§ Stated exercise
Beginning with the line that contains "Give me the", extract each line through the end of the listing below, with no additions or omissions.

§ Material supplied
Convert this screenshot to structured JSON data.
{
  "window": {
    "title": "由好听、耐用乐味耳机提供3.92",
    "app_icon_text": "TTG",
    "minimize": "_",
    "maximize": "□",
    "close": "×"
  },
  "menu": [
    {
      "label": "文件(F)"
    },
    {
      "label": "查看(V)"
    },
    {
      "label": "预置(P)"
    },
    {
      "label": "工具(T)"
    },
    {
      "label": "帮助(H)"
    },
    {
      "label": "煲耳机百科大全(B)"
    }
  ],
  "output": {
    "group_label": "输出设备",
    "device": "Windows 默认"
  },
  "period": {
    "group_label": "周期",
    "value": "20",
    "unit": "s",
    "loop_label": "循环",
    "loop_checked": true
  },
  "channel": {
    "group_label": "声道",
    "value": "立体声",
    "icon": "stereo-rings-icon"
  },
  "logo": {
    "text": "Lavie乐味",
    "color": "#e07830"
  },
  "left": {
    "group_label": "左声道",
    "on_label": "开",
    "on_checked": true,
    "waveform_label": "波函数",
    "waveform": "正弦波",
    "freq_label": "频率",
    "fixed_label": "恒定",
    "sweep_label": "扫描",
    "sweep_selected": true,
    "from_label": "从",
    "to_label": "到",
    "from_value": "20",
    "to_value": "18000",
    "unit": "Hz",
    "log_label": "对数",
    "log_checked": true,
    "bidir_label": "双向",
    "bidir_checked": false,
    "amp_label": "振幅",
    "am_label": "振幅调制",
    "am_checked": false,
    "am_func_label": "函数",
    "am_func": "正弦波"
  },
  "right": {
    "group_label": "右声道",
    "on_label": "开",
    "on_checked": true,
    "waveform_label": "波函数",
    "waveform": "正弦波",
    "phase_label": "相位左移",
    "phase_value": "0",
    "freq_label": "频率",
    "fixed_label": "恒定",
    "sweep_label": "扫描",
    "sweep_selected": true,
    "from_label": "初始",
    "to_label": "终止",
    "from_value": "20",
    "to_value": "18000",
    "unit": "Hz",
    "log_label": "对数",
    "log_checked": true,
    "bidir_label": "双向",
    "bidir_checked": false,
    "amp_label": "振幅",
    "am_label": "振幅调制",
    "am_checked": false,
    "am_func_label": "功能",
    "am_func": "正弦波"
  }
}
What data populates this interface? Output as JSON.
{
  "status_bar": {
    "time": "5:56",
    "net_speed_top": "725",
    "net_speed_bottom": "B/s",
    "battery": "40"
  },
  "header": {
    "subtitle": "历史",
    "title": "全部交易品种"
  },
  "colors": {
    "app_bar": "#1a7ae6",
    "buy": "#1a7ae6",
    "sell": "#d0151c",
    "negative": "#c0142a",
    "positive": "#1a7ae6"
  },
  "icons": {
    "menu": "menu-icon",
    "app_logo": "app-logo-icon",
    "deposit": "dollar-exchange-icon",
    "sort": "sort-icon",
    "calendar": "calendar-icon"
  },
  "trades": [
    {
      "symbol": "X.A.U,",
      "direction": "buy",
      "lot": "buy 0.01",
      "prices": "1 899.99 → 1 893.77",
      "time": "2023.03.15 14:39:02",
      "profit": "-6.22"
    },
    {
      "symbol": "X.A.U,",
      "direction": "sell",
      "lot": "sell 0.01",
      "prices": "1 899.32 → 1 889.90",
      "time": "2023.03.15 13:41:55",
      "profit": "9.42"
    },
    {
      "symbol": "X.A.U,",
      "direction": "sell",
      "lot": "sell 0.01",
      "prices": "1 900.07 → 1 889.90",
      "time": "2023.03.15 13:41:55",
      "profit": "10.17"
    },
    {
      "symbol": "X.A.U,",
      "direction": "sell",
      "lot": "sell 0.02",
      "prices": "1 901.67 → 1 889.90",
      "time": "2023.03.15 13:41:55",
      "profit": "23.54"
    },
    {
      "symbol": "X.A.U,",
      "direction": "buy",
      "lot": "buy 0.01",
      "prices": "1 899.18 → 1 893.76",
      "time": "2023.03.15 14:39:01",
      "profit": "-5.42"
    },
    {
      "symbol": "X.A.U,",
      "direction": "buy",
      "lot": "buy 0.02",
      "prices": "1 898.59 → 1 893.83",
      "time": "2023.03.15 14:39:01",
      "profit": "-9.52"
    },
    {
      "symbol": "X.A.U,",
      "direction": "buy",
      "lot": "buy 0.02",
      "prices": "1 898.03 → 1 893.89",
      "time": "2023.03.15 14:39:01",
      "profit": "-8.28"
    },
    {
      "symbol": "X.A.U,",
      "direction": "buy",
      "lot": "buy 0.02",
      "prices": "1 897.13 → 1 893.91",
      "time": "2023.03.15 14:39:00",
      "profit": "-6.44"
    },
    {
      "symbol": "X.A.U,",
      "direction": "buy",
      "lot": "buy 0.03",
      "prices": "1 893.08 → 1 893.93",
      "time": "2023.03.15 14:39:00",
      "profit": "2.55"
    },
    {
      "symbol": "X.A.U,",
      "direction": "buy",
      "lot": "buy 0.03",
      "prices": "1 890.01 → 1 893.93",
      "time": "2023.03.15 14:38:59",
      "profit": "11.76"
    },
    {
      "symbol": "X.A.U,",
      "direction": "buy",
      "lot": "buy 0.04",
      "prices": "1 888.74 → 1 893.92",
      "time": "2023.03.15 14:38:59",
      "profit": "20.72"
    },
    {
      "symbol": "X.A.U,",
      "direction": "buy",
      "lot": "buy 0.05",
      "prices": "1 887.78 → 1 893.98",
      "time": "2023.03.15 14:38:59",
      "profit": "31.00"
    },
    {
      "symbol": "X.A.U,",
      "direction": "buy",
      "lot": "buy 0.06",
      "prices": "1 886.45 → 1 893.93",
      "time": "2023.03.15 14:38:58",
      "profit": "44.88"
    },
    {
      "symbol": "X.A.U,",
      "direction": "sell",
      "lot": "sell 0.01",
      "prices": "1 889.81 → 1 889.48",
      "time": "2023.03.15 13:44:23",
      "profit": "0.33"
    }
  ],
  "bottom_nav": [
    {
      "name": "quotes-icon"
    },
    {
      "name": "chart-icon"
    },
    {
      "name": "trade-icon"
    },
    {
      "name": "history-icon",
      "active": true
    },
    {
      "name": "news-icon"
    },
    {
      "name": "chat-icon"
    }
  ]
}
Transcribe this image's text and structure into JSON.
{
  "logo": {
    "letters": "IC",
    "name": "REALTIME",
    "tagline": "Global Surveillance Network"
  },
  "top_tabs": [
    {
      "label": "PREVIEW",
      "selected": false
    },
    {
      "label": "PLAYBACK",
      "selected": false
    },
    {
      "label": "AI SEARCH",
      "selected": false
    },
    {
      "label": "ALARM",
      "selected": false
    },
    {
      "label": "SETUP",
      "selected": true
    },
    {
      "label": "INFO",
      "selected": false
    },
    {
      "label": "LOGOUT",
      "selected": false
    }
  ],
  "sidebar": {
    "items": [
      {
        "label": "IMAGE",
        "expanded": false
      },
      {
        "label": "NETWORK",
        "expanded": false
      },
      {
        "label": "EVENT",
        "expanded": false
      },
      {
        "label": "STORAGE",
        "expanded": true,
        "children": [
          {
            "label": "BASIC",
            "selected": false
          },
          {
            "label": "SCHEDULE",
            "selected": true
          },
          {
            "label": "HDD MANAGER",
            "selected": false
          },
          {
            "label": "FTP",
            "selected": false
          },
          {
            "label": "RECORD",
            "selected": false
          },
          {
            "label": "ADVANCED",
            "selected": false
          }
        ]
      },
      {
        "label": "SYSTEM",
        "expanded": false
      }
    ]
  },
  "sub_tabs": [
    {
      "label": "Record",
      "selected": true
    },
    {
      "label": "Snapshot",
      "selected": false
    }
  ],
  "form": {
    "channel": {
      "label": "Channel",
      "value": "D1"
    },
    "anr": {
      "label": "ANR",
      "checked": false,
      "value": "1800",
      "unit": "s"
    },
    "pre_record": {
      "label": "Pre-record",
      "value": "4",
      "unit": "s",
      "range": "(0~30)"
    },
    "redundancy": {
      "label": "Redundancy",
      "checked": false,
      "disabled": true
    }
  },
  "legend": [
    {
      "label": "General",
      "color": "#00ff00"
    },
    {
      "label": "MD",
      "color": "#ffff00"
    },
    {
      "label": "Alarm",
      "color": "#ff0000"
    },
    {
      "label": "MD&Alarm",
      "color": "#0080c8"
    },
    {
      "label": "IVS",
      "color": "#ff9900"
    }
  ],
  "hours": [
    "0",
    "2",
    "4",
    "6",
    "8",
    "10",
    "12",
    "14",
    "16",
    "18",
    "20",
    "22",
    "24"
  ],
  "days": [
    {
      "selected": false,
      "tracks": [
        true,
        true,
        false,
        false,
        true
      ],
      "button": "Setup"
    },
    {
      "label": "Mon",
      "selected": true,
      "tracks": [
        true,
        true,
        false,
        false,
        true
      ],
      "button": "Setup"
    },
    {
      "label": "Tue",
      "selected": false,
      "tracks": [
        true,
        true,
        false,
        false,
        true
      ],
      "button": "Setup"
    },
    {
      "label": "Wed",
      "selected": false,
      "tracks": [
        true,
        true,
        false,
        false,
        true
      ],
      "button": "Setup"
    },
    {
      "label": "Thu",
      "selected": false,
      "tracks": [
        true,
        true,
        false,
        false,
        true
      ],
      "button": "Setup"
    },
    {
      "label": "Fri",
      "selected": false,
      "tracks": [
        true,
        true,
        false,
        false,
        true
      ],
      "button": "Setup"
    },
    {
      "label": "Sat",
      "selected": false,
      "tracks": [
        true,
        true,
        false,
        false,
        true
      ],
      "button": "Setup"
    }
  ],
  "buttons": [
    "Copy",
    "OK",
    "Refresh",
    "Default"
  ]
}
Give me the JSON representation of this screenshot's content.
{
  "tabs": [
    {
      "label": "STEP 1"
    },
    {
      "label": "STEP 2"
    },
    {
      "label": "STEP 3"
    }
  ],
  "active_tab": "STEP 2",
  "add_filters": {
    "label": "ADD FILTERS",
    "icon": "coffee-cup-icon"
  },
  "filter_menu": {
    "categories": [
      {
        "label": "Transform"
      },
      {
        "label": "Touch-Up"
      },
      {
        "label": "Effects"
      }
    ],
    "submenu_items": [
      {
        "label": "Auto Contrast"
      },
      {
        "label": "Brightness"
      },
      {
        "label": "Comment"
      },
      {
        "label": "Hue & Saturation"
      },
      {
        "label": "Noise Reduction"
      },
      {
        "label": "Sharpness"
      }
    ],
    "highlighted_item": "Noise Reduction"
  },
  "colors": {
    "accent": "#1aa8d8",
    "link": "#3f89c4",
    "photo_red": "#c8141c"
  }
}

§ Output for this exercise
Give me the JSON representation of this screenshot's content.
{
  "tabs": [
    {
      "label": "STEP 1"
    },
    {
      "label": "STEP 2"
    },
    {
      "label": "STEP 3"
    }
  ],
  "active_tab": "STEP 2",
  "add_filters": {
    "label": "ADD FILTERS",
    "icon": "coffee-cup-icon"
  },
  "filter_menu": {
    "categories": [
      {
        "label": "Transform"
      },
      {
        "label": "Touch-Up"
      },
      {
        "label": "Effects"
      }
    ],
    "submenu_items": [
      {
        "label": "Auto Contrast"
      },
      {
        "label": "Brightness"
      },
      {
        "label": "Comment"
      },
      {
        "label": "Hue & Saturation"
      },
      {
        "label": "Noise Reduction"
      },
      {
        "label": "Sharpness"
      }
    ],
    "highlighted_item": "Noise Reduction"
  },
  "colors": {
    "accent": "#1aa8d8",
    "link": "#3f89c4",
    "photo_red": "#c8141c"
  }
}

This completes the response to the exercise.